[start Input]

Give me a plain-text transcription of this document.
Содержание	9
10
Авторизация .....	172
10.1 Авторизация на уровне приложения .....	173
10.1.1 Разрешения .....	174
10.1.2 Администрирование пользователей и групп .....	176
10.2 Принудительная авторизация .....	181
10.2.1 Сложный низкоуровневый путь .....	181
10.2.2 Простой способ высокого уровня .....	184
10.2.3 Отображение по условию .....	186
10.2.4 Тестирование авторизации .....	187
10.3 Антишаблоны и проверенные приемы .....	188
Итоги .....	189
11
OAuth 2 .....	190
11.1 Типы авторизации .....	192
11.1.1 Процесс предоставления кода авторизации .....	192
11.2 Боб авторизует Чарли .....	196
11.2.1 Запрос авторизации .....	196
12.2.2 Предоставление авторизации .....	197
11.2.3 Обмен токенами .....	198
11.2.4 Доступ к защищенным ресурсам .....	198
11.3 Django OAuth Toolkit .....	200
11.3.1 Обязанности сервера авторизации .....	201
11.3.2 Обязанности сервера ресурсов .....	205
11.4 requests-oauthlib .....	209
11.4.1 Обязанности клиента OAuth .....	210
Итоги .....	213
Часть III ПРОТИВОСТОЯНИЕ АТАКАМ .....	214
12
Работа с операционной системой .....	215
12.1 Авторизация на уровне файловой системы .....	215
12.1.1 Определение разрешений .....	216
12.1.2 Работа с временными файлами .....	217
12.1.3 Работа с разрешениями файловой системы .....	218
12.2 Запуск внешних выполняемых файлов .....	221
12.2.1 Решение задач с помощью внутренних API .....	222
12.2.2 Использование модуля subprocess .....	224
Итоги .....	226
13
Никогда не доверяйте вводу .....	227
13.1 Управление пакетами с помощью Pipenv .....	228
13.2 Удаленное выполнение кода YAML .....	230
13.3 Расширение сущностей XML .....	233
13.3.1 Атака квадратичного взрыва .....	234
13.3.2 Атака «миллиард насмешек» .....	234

[end Input]

For this exercise, gather every line of the data that contains the word "кода".

11.1.1 Процесс предоставления кода авторизации .....	192
13.2 Удаленное выполнение кода YAML .....	230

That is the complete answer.